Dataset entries
○ ○ ○ ○
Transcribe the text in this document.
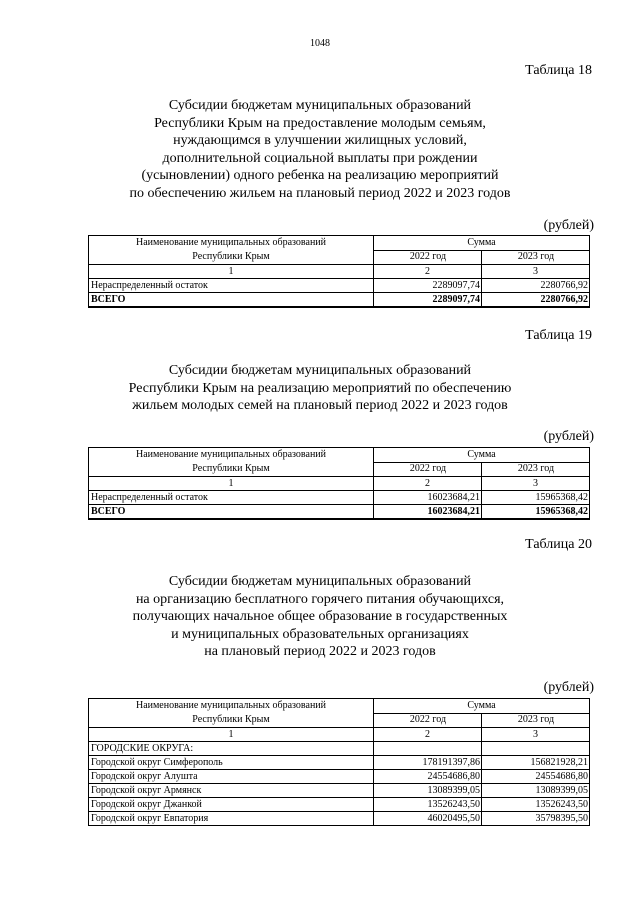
1048
Таблица 18
Субсидии бюджетам муниципальных образований
Республики Крым на предоставление молодым семьям,
нуждающимся в улучшении жилищных условий,
дополнительной социальной выплаты при рождении
(усыновлении) одного ребенка на реализацию мероприятий
по обеспечению жильем на плановый период 2022 и 2023 годов
(рублей)
Наименование муниципальных образований
Республики Крым	Сумма	
	2022 год	2023 год
1	2	3
Нераспределенный остаток	2289097,74	2280766,92
ВСЕГО	2289097,74	2280766,92
Таблица 19
Субсидии бюджетам муниципальных образований
Республики Крым на реализацию мероприятий по обеспечению
жильем молодых семей на плановый период 2022 и 2023 годов
(рублей)
Наименование муниципальных образований
Республики Крым	Сумма	
	2022 год	2023 год
1	2	3
Нераспределенный остаток	16023684,21	15965368,42
ВСЕГО	16023684,21	15965368,42
Таблица 20
Субсидии бюджетам муниципальных образований
на организацию бесплатного горячего питания обучающихся,
получающих начальное общее образование в государственных
и муниципальных образовательных организациях
на плановый период 2022 и 2023 годов
(рублей)
Наименование муниципальных образований
Республики Крым	Сумма	
	2022 год	2023 год
1	2	3
ГОРОДСКИЕ ОКРУГА:		
Городской округ Симферополь	178191397,86	156821928,21
Городской округ Алушта	24554686,80	24554686,80
Городской округ Армянск	13089399,05	13089399,05
Городской округ Джанкой	13526243,50	13526243,50
Городской округ Евпатория	46020495,50	35798395,50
○ ○ ○ ○
=== Task to complete ===
Images in the records should not be copied. Repeat all the rest exactly.

=== Answer ===
Transcribe the text in this document.
1048
Таблица 18
Субсидии бюджетам муниципальных образований
Республики Крым на предоставление молодым семьям,
нуждающимся в улучшении жилищных условий,
дополнительной социальной выплаты при рождении
(усыновлении) одного ребенка на реализацию мероприятий
по обеспечению жильем на плановый период 2022 и 2023 годов
(рублей)
Наименование муниципальных образований
Республики Крым	Сумма	
	2022 год	2023 год
1	2	3
Нераспределенный остаток	2289097,74	2280766,92
ВСЕГО	2289097,74	2280766,92
Таблица 19
Субсидии бюджетам муниципальных образований
Республики Крым на реализацию мероприятий по обеспечению
жильем молодых семей на плановый период 2022 и 2023 годов
(рублей)
Наименование муниципальных образований
Республики Крым	Сумма	
	2022 год	2023 год
1	2	3
Нераспределенный остаток	16023684,21	15965368,42
ВСЕГО	16023684,21	15965368,42
Таблица 20
Субсидии бюджетам муниципальных образований
на организацию бесплатного горячего питания обучающихся,
получающих начальное общее образование в государственных
и муниципальных образовательных организациях
на плановый период 2022 и 2023 годов
(рублей)
Наименование муниципальных образований
Республики Крым	Сумма	
	2022 год	2023 год
1	2	3
ГОРОДСКИЕ ОКРУГА:		
Городской округ Симферополь	178191397,86	156821928,21
Городской округ Алушта	24554686,80	24554686,80
Городской округ Армянск	13089399,05	13089399,05
Городской округ Джанкой	13526243,50	13526243,50
Городской округ Евпатория	46020495,50	35798395,50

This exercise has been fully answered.